▶ [Exercise]:
Copy out the data below as written; omit any images.
_____
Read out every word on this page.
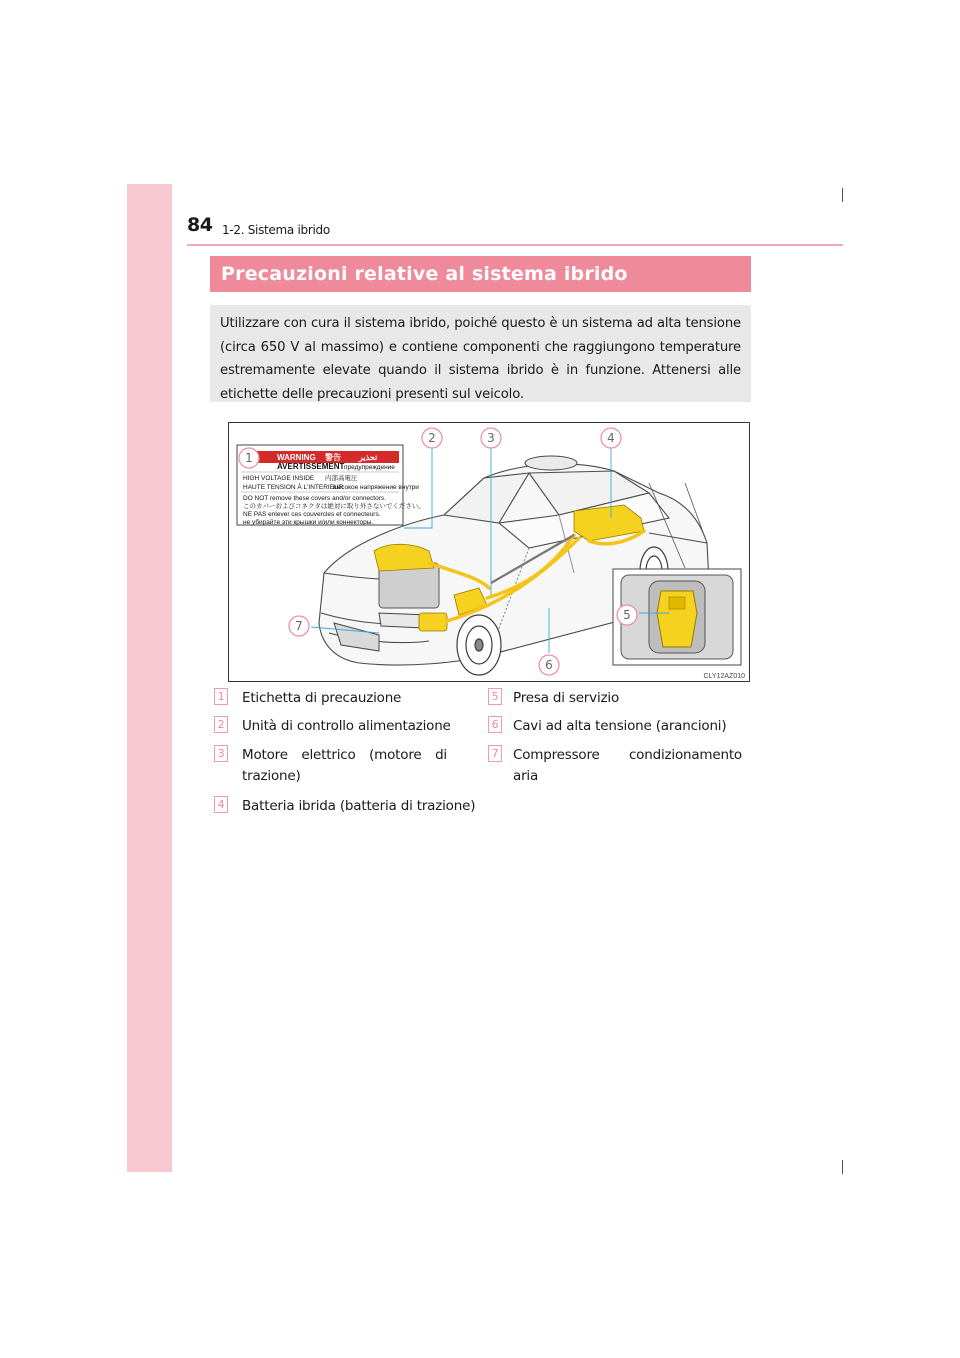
84 1-2. Sistema ibrido
Precauzioni relative al sistema ibrido
Utilizzare con cura il sistema ibrido, poiché questo è un sistema ad alta tensione (circa 650 V al massimo) e contiene componenti che raggiungono temperature estremamente elevate quando il sistema ibrido è in funzione. Attenersi alle etichette delle precauzioni presenti sul veicolo.
WARNING 警告 تحذير
AVERTISSEMENT предупреждение
HIGH VOLTAGE INSIDE 内部高電圧
HAUTE TENSION À L'INTERIEUR
высокое напряжение внутри
DO NOT remove these covers and/or connectors.
このカバーおよびコネクタは絶対に取り外さないでください。
NE PAS enlever ces couvercles et connecteurs.
не убирайте эти крышки и/или коннекторы.
1
2	3	4
5
6
7
CLY12AZ010
1 Etichetta di precauzione
2 Unità di controllo alimentazione
3 Motore elettrico (motore di trazione)
4 Batteria ibrida (batteria di trazione)
5 Presa di servizio
6 Cavi ad alta tensione (arancioni)
7 Compressore condizionamento aria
_____
▶ [Task response]:
Read out every word on this page.
84 1-2. Sistema ibrido
Precauzioni relative al sistema ibrido
Utilizzare con cura il sistema ibrido, poiché questo è un sistema ad alta tensione (circa 650 V al massimo) e contiene componenti che raggiungono temperature estremamente elevate quando il sistema ibrido è in funzione. Attenersi alle etichette delle precauzioni presenti sul veicolo.
WARNING 警告 تحذير
AVERTISSEMENT предупреждение
HIGH VOLTAGE INSIDE 内部高電圧
HAUTE TENSION À L'INTERIEUR
высокое напряжение внутри
DO NOT remove these covers and/or connectors.
このカバーおよびコネクタは絶対に取り外さないでください。
NE PAS enlever ces couvercles et connecteurs.
не убирайте эти крышки и/или коннекторы.
1
2	3	4
5
6
7
CLY12AZ010
1 Etichetta di precauzione
2 Unità di controllo alimentazione
3 Motore elettrico (motore di trazione)
4 Batteria ibrida (batteria di trazione)
5 Presa di servizio
6 Cavi ad alta tensione (arancioni)
7 Compressore condizionamento aria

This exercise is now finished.